**Problem statement**
Check each line of the records below and collect those that include the word "Leser".
--- start of Records supplied ---
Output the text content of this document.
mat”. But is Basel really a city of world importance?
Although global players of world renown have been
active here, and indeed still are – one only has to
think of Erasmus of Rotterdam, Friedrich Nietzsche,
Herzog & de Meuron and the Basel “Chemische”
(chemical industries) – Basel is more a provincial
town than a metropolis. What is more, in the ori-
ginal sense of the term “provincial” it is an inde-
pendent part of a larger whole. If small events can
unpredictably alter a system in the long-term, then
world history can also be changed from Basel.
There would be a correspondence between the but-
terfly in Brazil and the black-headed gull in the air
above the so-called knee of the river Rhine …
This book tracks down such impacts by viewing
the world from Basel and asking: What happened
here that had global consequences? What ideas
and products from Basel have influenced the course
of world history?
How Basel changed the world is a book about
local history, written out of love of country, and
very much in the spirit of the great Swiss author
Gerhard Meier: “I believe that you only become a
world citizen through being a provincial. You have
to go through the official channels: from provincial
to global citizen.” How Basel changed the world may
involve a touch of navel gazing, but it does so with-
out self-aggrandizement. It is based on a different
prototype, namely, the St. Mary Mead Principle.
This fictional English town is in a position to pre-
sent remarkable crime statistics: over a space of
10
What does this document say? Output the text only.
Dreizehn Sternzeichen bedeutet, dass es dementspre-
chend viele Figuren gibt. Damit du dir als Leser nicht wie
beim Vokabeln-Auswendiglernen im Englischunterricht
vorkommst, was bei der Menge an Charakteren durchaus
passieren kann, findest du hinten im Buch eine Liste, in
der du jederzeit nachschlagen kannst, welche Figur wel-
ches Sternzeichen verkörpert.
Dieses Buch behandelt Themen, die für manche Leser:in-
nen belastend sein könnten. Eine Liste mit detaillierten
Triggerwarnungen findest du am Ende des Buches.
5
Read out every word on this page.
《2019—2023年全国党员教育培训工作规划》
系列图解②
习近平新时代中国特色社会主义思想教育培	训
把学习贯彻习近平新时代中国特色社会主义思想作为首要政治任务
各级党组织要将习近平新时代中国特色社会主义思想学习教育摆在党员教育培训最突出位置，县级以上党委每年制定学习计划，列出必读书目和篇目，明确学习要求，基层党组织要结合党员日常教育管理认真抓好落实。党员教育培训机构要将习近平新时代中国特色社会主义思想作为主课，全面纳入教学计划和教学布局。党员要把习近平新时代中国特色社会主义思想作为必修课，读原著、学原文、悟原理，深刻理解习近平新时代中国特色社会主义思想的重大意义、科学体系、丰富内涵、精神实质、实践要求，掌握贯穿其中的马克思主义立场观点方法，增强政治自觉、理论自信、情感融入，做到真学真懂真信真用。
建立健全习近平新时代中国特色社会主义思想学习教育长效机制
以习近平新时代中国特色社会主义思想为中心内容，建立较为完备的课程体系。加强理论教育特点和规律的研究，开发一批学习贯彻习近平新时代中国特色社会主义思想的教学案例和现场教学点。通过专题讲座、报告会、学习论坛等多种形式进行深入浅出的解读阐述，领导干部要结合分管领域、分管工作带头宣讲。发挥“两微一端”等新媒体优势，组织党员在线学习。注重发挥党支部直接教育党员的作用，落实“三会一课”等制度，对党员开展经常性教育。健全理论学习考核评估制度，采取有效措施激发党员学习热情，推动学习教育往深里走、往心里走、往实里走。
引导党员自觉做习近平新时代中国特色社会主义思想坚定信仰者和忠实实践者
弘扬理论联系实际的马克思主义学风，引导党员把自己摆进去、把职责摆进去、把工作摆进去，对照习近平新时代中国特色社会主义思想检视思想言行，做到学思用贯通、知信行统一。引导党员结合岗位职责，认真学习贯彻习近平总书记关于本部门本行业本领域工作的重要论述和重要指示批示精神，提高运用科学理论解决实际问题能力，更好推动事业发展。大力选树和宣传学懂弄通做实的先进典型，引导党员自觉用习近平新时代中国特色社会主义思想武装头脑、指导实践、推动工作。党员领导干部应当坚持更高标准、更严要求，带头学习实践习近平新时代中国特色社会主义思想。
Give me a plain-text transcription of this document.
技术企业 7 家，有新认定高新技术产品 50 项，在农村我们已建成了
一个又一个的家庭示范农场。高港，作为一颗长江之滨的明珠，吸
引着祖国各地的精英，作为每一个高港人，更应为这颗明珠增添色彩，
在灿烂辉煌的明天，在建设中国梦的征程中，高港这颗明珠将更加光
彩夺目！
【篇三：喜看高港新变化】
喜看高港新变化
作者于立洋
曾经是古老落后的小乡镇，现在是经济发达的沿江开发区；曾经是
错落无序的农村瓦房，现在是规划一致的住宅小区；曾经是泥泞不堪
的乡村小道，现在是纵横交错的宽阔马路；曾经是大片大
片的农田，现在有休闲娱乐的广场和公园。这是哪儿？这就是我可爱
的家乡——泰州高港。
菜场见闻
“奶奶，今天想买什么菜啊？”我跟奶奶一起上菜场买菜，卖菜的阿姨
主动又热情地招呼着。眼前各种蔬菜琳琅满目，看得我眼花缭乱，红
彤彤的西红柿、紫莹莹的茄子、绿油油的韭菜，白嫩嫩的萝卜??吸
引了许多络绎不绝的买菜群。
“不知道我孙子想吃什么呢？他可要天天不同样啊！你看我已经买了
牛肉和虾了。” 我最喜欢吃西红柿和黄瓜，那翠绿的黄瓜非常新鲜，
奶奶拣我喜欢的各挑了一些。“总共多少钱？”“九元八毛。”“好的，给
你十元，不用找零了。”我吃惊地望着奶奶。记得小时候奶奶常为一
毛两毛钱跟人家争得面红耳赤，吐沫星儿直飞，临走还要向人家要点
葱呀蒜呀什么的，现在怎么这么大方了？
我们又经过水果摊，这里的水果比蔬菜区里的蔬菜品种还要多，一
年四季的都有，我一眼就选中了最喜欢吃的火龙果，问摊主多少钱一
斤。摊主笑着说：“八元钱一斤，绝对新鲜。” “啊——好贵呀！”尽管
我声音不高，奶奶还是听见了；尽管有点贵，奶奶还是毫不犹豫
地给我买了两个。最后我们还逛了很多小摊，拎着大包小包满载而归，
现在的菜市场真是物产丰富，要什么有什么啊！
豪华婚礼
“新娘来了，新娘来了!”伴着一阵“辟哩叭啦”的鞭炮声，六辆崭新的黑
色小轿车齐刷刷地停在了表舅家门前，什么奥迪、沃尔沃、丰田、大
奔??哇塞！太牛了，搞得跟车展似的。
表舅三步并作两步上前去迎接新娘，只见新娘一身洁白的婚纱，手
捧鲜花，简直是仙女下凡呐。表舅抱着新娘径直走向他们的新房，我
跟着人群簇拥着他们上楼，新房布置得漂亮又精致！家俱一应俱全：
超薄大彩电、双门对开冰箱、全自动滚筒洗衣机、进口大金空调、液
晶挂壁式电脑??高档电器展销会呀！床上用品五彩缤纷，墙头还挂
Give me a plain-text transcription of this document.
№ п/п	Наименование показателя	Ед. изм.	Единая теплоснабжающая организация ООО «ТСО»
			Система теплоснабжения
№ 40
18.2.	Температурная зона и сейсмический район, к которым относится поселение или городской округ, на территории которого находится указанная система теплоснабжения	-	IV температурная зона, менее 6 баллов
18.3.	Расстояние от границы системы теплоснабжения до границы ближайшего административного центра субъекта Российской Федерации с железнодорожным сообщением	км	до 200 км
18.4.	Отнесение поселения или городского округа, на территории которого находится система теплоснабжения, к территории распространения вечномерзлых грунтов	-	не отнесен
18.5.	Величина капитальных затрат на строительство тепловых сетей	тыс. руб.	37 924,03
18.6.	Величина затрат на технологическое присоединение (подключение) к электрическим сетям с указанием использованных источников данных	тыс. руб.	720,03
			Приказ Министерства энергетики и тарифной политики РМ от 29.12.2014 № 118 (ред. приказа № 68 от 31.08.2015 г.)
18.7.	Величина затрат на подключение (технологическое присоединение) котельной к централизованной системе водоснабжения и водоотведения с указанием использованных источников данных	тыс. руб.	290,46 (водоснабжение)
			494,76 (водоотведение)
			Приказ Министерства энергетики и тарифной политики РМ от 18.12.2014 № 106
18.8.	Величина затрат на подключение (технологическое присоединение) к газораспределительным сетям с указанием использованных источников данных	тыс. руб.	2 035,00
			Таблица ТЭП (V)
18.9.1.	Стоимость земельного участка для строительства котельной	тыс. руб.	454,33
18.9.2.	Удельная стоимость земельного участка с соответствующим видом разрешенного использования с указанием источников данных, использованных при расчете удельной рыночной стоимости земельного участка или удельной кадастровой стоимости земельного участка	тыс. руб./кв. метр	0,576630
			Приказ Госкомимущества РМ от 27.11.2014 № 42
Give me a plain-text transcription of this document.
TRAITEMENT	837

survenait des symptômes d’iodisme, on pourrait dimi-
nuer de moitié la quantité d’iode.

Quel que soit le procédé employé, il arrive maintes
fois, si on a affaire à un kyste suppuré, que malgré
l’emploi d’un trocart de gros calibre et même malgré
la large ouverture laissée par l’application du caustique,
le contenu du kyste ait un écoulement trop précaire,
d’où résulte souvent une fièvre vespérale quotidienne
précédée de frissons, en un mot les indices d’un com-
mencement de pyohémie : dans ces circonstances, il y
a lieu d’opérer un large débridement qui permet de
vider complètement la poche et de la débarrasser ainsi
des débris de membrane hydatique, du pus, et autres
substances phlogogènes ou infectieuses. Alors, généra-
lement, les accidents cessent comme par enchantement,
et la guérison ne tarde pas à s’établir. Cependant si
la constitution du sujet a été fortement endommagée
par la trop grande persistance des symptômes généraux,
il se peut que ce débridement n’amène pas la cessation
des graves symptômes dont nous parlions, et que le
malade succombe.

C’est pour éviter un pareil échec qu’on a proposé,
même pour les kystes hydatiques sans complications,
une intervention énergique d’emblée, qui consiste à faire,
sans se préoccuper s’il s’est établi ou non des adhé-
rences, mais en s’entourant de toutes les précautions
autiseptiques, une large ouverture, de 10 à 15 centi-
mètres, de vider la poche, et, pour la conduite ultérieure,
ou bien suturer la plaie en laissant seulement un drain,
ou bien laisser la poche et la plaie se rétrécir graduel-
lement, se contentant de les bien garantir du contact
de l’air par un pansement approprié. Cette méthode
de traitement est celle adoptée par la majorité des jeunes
--- end of Records supplied ---
**Exercise output**
chend viele Figuren gibt. Damit du dir als Leser nicht wie
Dieses Buch behandelt Themen, die für manche Leser:in-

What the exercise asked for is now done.